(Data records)
** begin **

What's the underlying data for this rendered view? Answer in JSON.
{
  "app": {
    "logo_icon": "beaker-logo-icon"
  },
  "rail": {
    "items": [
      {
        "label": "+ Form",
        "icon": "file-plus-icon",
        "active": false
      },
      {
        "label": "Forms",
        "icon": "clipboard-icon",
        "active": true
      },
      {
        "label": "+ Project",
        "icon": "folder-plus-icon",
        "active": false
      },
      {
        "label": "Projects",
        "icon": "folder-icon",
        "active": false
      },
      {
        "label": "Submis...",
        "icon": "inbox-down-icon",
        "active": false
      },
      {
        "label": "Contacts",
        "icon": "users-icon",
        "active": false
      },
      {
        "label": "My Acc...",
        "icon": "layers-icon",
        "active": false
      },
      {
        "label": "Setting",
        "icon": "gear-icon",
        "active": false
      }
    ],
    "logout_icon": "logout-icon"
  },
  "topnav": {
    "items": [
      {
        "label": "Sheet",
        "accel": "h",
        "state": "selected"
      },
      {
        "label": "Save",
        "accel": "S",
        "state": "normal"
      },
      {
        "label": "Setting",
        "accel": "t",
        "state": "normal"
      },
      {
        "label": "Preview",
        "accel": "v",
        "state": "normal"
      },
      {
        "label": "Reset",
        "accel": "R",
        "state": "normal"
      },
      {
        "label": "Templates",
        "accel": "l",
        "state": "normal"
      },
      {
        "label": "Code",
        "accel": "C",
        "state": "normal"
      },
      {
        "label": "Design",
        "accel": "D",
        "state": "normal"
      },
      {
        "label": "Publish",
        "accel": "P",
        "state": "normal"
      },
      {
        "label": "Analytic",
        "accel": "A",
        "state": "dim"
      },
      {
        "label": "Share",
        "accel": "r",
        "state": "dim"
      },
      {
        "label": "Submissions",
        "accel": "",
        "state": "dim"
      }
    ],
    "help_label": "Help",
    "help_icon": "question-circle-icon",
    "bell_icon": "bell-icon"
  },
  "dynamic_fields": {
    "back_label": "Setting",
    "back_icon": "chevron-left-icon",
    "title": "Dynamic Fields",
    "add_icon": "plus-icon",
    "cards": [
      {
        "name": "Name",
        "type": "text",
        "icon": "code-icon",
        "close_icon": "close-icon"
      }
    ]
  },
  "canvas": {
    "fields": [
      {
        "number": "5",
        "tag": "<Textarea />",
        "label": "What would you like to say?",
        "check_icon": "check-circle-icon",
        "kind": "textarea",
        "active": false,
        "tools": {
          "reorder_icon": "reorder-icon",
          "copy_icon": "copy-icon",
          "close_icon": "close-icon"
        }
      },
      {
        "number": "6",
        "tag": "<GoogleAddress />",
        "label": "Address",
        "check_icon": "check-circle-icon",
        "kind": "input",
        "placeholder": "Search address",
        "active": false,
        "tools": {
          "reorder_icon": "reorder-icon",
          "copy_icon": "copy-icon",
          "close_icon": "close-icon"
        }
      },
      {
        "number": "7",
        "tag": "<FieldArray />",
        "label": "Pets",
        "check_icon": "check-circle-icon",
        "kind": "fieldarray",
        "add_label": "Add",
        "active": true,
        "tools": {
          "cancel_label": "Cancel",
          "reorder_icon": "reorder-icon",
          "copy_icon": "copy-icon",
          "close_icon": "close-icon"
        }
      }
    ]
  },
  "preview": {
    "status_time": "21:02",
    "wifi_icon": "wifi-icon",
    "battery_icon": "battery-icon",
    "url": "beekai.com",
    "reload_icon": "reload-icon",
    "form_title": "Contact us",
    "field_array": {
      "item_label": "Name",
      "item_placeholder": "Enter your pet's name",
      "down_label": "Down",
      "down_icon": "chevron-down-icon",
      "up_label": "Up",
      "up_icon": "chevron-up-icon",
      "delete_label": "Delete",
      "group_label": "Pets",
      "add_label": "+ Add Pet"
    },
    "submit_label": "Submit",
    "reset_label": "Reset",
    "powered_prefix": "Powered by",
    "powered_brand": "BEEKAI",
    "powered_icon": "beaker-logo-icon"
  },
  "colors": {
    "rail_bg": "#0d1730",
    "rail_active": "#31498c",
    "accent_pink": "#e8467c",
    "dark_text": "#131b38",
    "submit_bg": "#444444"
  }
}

** end **

▶ [THE TASK]: Restate all of the entries above precisely.

▶ [RESULT OF THE TASK]:
What's the underlying data for this rendered view? Answer in JSON.
{
  "app": {
    "logo_icon": "beaker-logo-icon"
  },
  "rail": {
    "items": [
      {
        "label": "+ Form",
        "icon": "file-plus-icon",
        "active": false
      },
      {
        "label": "Forms",
        "icon": "clipboard-icon",
        "active": true
      },
      {
        "label": "+ Project",
        "icon": "folder-plus-icon",
        "active": false
      },
      {
        "label": "Projects",
        "icon": "folder-icon",
        "active": false
      },
      {
        "label": "Submis...",
        "icon": "inbox-down-icon",
        "active": false
      },
      {
        "label": "Contacts",
        "icon": "users-icon",
        "active": false
      },
      {
        "label": "My Acc...",
        "icon": "layers-icon",
        "active": false
      },
      {
        "label": "Setting",
        "icon": "gear-icon",
        "active": false
      }
    ],
    "logout_icon": "logout-icon"
  },
  "topnav": {
    "items": [
      {
        "label": "Sheet",
        "accel": "h",
        "state": "selected"
      },
      {
        "label": "Save",
        "accel": "S",
        "state": "normal"
      },
      {
        "label": "Setting",
        "accel": "t",
        "state": "normal"
      },
      {
        "label": "Preview",
        "accel": "v",
        "state": "normal"
      },
      {
        "label": "Reset",
        "accel": "R",
        "state": "normal"
      },
      {
        "label": "Templates",
        "accel": "l",
        "state": "normal"
      },
      {
        "label": "Code",
        "accel": "C",
        "state": "normal"
      },
      {
        "label": "Design",
        "accel": "D",
        "state": "normal"
      },
      {
        "label": "Publish",
        "accel": "P",
        "state": "normal"
      },
      {
        "label": "Analytic",
        "accel": "A",
        "state": "dim"
      },
      {
        "label": "Share",
        "accel": "r",
        "state": "dim"
      },
      {
        "label": "Submissions",
        "accel": "",
        "state": "dim"
      }
    ],
    "help_label": "Help",
    "help_icon": "question-circle-icon",
    "bell_icon": "bell-icon"
  },
  "dynamic_fields": {
    "back_label": "Setting",
    "back_icon": "chevron-left-icon",
    "title": "Dynamic Fields",
    "add_icon": "plus-icon",
    "cards": [
      {
        "name": "Name",
        "type": "text",
        "icon": "code-icon",
        "close_icon": "close-icon"
      }
    ]
  },
  "canvas": {
    "fields": [
      {
        "number": "5",
        "tag": "<Textarea />",
        "label": "What would you like to say?",
        "check_icon": "check-circle-icon",
        "kind": "textarea",
        "active": false,
        "tools": {
          "reorder_icon": "reorder-icon",
          "copy_icon": "copy-icon",
          "close_icon": "close-icon"
        }
      },
      {
        "number": "6",
        "tag": "<GoogleAddress />",
        "label": "Address",
        "check_icon": "check-circle-icon",
        "kind": "input",
        "placeholder": "Search address",
        "active": false,
        "tools": {
          "reorder_icon": "reorder-icon",
          "copy_icon": "copy-icon",
          "close_icon": "close-icon"
        }
      },
      {
        "number": "7",
        "tag": "<FieldArray />",
        "label": "Pets",
        "check_icon": "check-circle-icon",
        "kind": "fieldarray",
        "add_label": "Add",
        "active": true,
        "tools": {
          "cancel_label": "Cancel",
          "reorder_icon": "reorder-icon",
          "copy_icon": "copy-icon",
          "close_icon": "close-icon"
        }
      }
    ]
  },
  "preview": {
    "status_time": "21:02",
    "wifi_icon": "wifi-icon",
    "battery_icon": "battery-icon",
    "url": "beekai.com",
    "reload_icon": "reload-icon",
    "form_title": "Contact us",
    "field_array": {
      "item_label": "Name",
      "item_placeholder": "Enter your pet's name",
      "down_label": "Down",
      "down_icon": "chevron-down-icon",
      "up_label": "Up",
      "up_icon": "chevron-up-icon",
      "delete_label": "Delete",
      "group_label": "Pets",
      "add_label": "+ Add Pet"
    },
    "submit_label": "Submit",
    "reset_label": "Reset",
    "powered_prefix": "Powered by",
    "powered_brand": "BEEKAI",
    "powered_icon": "beaker-logo-icon"
  },
  "colors": {
    "rail_bg": "#0d1730",
    "rail_active": "#31498c",
    "accent_pink": "#e8467c",
    "dark_text": "#131b38",
    "submit_bg": "#444444"
  }
}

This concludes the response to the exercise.